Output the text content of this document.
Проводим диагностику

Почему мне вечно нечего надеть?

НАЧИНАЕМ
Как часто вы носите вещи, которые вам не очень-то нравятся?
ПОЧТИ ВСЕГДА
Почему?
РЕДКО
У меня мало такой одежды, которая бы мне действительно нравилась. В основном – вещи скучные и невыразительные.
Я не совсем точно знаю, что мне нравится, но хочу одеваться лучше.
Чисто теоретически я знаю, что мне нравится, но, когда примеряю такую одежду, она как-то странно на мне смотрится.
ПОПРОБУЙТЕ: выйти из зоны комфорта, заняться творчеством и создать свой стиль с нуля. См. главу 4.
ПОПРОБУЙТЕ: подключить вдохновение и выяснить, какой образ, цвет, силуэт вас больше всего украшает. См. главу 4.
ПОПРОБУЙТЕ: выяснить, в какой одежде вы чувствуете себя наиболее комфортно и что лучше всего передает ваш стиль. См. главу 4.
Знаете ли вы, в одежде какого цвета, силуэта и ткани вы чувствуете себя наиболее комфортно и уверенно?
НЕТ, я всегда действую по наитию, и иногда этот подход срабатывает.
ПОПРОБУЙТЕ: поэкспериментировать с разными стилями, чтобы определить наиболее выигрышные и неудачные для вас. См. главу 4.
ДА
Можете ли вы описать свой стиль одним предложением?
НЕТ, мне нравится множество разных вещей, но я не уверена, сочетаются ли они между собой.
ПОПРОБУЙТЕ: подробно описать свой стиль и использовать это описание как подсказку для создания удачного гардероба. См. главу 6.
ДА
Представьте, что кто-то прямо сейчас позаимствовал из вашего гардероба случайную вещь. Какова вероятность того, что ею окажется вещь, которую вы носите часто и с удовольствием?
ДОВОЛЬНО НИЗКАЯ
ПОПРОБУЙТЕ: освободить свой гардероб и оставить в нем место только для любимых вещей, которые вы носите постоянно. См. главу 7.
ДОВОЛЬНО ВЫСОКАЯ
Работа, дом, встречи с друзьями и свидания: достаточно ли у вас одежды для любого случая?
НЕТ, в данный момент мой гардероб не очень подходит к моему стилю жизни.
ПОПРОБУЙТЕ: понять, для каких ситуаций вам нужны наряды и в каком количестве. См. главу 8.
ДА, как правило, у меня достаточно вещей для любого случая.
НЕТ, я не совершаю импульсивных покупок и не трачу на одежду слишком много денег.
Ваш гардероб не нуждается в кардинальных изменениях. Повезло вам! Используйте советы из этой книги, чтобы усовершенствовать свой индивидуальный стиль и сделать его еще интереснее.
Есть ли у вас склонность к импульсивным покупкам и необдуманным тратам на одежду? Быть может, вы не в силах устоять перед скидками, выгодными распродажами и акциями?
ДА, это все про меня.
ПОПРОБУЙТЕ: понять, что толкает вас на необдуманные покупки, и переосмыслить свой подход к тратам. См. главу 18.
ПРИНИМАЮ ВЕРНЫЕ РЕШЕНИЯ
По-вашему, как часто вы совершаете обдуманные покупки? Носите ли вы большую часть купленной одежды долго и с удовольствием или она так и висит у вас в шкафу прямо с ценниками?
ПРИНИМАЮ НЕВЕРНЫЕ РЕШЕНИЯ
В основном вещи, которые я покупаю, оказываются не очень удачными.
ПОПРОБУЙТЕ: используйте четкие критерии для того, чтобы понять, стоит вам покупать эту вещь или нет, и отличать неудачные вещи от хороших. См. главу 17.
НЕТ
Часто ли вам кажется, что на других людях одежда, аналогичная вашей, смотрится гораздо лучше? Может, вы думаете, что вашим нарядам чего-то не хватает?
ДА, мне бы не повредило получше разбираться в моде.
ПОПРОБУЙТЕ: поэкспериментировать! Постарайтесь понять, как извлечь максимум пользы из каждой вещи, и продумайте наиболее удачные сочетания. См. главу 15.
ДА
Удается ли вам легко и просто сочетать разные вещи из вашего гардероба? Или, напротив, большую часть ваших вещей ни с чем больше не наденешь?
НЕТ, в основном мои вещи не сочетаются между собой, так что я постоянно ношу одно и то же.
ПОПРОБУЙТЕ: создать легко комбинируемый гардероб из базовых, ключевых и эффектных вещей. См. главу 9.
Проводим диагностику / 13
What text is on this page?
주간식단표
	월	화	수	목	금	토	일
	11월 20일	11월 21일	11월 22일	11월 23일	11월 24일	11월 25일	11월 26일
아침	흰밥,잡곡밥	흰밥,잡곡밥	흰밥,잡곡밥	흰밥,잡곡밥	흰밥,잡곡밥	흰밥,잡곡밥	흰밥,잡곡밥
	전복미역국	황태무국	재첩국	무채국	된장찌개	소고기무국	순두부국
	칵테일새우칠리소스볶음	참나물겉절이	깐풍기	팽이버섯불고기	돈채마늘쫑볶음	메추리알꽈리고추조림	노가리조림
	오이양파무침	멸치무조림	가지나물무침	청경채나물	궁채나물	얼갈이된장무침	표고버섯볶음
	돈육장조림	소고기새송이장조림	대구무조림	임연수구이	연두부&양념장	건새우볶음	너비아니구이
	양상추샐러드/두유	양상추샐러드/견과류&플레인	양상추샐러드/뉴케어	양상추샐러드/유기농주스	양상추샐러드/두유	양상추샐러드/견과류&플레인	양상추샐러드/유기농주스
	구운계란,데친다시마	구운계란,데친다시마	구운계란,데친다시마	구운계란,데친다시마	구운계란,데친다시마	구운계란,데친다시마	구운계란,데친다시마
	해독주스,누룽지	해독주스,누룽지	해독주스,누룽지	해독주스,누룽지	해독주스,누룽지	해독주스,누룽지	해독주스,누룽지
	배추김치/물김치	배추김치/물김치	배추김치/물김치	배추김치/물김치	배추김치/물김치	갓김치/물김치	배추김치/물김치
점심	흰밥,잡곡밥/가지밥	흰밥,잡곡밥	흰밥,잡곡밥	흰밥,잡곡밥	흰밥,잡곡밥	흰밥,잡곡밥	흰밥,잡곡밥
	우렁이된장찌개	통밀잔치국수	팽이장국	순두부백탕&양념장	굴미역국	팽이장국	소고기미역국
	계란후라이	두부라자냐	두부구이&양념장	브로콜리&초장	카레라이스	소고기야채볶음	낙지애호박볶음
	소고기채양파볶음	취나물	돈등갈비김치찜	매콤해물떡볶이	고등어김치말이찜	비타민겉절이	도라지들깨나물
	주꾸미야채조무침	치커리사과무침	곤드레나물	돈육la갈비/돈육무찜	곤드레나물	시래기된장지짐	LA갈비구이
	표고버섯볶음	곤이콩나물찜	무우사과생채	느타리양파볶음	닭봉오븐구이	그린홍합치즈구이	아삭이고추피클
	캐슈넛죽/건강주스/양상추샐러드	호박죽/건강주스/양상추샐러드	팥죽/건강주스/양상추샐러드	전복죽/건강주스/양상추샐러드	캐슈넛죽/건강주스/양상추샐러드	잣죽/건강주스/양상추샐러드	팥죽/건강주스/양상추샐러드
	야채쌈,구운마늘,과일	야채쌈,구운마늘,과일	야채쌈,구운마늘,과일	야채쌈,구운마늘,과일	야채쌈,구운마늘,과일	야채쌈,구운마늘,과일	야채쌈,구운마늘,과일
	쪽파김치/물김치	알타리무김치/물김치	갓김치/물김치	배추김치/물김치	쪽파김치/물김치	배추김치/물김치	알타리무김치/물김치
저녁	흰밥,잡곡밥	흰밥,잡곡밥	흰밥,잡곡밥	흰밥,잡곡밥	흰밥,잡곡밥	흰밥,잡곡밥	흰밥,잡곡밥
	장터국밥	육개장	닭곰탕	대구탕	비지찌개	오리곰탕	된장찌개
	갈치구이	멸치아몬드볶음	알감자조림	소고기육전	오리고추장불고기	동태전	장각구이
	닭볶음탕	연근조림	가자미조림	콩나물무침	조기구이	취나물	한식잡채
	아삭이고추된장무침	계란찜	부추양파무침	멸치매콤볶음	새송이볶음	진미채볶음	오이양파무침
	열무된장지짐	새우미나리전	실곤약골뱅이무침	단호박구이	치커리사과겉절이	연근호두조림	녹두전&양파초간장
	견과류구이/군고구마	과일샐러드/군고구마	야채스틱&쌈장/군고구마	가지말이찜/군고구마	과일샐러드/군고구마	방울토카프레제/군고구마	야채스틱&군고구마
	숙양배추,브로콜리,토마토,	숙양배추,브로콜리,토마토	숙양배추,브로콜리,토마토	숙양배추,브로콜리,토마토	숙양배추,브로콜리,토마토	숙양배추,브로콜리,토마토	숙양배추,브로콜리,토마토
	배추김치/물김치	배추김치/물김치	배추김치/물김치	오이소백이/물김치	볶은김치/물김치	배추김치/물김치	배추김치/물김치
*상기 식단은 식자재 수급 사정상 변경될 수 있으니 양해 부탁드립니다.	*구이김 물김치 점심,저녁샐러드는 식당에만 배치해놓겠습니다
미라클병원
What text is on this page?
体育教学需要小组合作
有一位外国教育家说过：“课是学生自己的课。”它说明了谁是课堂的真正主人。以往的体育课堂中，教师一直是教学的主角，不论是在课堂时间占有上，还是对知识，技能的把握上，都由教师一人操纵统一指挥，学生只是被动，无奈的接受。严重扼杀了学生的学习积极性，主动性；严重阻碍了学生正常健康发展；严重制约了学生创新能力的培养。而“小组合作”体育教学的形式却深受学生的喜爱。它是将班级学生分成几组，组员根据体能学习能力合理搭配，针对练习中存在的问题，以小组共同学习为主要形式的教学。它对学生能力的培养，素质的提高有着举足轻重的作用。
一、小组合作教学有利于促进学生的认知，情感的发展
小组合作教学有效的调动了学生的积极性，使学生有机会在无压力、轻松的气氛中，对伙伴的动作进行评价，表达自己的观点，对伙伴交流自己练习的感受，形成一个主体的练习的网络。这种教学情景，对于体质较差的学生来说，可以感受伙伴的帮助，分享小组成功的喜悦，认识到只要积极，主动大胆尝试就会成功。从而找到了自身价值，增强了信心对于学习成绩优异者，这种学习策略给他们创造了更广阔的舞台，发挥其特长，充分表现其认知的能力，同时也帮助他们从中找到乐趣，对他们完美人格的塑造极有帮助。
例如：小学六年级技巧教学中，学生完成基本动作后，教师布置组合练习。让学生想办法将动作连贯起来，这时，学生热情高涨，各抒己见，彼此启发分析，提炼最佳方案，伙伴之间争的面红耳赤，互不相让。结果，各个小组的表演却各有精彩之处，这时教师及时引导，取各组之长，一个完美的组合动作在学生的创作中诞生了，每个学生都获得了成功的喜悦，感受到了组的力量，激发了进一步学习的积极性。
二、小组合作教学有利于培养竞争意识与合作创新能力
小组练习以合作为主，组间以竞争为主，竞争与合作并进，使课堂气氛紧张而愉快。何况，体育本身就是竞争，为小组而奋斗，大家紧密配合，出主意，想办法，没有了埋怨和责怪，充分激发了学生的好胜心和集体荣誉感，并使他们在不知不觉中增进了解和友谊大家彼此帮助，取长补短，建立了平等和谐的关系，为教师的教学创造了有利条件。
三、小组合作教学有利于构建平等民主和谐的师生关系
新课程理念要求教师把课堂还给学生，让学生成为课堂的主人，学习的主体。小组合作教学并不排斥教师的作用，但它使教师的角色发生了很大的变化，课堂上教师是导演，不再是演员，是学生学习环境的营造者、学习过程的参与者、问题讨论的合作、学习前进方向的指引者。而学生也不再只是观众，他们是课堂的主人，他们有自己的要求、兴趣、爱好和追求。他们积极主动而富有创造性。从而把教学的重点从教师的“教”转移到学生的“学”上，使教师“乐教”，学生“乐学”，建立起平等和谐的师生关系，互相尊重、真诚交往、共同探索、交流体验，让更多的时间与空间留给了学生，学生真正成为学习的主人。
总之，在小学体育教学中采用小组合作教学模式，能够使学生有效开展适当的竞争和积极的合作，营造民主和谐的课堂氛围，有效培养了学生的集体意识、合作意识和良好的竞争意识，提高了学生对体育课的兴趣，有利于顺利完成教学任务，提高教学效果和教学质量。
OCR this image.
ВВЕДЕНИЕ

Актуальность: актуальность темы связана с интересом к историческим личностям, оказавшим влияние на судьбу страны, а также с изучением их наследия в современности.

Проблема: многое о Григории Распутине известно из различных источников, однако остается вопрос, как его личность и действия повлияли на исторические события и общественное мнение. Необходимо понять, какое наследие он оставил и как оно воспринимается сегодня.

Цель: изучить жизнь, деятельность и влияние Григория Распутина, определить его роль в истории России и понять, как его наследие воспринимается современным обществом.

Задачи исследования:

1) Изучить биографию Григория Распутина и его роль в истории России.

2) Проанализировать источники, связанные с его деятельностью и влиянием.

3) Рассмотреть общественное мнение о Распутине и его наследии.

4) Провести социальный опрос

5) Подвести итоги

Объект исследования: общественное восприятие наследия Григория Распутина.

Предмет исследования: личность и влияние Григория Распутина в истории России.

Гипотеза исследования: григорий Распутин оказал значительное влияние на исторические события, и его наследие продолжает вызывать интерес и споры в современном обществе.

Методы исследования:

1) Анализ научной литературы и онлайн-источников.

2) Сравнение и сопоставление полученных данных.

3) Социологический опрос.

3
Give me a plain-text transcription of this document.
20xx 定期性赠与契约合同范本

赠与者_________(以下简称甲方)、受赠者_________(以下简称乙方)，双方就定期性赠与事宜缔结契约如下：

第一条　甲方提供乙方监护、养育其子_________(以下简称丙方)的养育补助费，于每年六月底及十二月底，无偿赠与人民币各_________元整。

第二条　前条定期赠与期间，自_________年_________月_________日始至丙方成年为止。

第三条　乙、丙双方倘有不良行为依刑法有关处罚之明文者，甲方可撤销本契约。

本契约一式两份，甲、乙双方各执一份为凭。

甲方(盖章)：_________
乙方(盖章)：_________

|---|

Instruction
Write out, word for word, every line from the one containing "Give me a plain-text" through the last line of the records above.

Exercise solution
Give me a plain-text transcription of this document.
20xx 定期性赠与契约合同范本

赠与者_________(以下简称甲方)、受赠者_________(以下简称乙方)，双方就定期性赠与事宜缔结契约如下：

第一条　甲方提供乙方监护、养育其子_________(以下简称丙方)的养育补助费，于每年六月底及十二月底，无偿赠与人民币各_________元整。

第二条　前条定期赠与期间，自_________年_________月_________日始至丙方成年为止。

第三条　乙、丙双方倘有不良行为依刑法有关处罚之明文者，甲方可撤销本契约。

本契约一式两份，甲、乙双方各执一份为凭。

甲方(盖章)：_________
乙方(盖章)：_________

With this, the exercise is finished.